───── MATERIAL SUPPLIED ─────

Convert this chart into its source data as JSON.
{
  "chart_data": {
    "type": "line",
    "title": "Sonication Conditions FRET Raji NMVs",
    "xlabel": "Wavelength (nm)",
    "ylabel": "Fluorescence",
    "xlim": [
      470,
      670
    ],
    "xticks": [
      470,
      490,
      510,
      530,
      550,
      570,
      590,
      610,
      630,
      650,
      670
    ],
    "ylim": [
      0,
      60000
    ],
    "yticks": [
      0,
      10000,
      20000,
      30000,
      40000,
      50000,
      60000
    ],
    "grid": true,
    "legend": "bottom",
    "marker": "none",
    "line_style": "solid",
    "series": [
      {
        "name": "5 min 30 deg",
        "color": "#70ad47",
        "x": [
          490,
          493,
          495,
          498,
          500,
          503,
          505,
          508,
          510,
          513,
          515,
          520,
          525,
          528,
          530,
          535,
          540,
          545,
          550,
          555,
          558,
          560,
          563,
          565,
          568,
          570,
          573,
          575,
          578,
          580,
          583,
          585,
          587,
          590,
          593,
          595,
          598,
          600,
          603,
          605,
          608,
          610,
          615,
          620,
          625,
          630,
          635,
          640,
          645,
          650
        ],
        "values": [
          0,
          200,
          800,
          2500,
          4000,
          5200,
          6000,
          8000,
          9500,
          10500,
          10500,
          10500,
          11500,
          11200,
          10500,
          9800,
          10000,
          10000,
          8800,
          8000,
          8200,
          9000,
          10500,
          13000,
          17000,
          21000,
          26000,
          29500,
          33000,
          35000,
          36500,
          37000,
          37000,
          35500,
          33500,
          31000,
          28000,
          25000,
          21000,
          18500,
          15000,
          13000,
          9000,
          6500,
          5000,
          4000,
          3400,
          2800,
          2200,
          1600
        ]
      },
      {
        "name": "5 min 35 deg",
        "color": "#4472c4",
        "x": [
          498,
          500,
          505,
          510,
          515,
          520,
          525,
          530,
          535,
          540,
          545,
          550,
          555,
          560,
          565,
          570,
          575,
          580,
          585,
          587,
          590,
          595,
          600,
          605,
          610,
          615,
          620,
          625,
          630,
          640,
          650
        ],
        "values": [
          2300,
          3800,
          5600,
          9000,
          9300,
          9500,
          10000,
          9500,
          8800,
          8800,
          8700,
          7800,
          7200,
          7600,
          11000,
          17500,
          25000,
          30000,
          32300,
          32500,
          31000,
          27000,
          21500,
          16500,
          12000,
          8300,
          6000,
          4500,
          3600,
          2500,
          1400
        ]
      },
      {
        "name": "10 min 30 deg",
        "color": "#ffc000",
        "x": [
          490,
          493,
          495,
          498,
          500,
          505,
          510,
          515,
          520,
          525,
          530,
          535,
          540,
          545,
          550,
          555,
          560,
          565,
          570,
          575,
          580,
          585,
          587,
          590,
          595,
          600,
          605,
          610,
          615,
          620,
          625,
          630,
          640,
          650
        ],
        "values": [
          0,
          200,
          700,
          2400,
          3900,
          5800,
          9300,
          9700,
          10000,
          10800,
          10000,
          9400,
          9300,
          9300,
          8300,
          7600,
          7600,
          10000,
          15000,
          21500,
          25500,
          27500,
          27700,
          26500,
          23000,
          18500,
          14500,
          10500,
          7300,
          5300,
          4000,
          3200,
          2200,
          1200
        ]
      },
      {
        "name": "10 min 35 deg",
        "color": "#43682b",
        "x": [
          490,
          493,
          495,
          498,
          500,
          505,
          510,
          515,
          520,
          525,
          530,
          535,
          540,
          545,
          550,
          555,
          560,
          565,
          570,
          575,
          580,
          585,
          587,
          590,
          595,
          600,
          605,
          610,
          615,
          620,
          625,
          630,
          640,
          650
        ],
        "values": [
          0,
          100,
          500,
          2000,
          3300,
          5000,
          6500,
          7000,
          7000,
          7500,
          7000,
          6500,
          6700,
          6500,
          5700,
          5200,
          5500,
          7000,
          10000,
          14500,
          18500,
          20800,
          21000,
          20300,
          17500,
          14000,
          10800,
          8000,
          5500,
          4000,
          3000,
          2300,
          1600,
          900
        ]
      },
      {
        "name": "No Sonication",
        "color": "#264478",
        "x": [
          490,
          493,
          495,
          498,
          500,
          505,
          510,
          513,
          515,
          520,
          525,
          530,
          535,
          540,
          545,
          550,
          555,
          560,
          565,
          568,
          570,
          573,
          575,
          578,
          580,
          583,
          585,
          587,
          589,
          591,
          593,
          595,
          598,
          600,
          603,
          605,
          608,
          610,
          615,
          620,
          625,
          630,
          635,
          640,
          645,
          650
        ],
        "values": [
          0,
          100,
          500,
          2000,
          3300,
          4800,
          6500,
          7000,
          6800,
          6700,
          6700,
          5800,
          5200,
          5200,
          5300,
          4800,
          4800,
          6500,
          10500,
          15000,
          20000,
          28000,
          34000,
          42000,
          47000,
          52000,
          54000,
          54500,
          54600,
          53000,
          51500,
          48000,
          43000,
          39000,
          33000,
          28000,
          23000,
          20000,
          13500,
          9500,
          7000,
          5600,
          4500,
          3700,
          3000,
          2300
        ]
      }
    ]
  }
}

─────

WHAT THE TASK REQUIRES. Return the lines of the records that include the string "name".

EXERCISE ANSWER.
        "name": "5 min 30 deg",
        "name": "5 min 35 deg",
        "name": "10 min 30 deg",
        "name": "10 min 35 deg",
        "name": "No Sonication",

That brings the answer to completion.